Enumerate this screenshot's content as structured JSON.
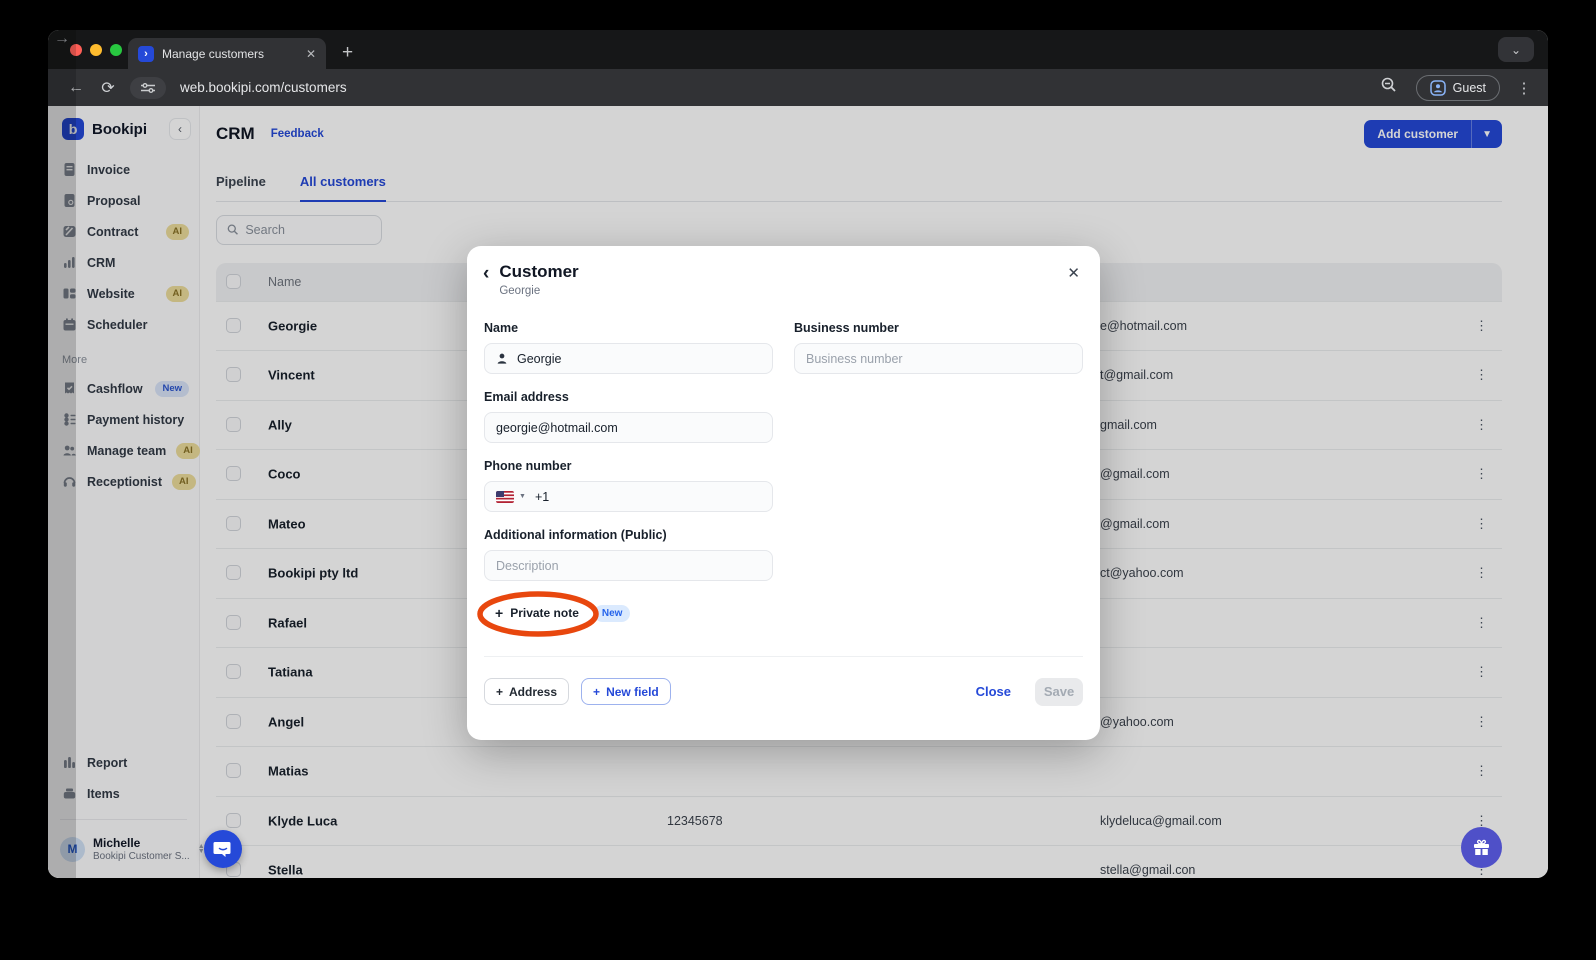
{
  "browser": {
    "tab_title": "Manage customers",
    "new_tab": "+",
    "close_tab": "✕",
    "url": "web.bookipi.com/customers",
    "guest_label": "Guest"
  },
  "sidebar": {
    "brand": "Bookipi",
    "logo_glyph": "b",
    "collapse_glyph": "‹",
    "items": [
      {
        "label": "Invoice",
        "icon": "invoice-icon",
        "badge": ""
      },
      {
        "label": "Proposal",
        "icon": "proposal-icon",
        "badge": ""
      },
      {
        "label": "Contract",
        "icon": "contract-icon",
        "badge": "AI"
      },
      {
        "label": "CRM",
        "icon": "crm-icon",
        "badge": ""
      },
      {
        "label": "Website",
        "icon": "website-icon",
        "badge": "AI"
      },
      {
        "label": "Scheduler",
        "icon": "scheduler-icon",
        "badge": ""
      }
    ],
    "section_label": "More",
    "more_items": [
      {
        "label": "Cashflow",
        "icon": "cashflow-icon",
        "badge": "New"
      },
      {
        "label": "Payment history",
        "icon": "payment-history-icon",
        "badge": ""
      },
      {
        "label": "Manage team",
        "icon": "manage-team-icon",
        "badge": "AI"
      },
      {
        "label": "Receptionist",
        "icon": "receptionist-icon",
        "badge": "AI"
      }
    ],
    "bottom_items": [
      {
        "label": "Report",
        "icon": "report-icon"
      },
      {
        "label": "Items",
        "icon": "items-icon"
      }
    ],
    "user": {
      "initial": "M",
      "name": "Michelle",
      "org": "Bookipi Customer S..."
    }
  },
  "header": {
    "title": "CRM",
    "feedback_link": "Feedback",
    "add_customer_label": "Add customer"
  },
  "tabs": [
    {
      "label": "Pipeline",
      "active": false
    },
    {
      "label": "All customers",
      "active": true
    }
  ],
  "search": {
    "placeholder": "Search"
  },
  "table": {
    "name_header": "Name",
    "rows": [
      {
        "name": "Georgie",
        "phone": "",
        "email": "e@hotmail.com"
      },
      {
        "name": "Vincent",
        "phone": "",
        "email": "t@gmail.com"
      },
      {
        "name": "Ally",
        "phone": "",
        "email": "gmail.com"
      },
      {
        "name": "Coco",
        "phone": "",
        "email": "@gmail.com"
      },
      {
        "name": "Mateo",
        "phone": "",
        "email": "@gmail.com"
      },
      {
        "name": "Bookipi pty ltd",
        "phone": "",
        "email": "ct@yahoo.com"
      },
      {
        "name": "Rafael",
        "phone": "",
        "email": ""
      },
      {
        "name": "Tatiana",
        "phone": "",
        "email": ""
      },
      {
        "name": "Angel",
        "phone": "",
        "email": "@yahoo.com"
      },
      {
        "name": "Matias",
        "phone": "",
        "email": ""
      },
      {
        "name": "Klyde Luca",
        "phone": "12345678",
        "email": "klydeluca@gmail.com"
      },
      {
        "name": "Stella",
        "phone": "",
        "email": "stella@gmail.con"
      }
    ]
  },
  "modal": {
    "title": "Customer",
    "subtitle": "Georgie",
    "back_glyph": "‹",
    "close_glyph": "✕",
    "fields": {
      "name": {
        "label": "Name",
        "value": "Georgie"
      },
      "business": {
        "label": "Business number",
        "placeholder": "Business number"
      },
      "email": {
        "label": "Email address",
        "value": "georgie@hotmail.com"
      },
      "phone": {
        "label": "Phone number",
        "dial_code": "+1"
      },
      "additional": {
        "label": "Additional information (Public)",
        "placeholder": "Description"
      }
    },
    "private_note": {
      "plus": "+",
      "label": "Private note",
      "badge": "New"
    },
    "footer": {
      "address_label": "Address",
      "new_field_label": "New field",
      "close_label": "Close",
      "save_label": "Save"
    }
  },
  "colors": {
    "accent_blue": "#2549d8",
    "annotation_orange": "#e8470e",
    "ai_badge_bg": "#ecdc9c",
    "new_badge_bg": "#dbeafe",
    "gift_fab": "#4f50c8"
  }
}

..............................

# Your instructions
Locate the word "number" in the records above, and return each line that has it.

# Result of this exercise
        "label": "Business number",
        "placeholder": "Business number"
        "label": "Phone number",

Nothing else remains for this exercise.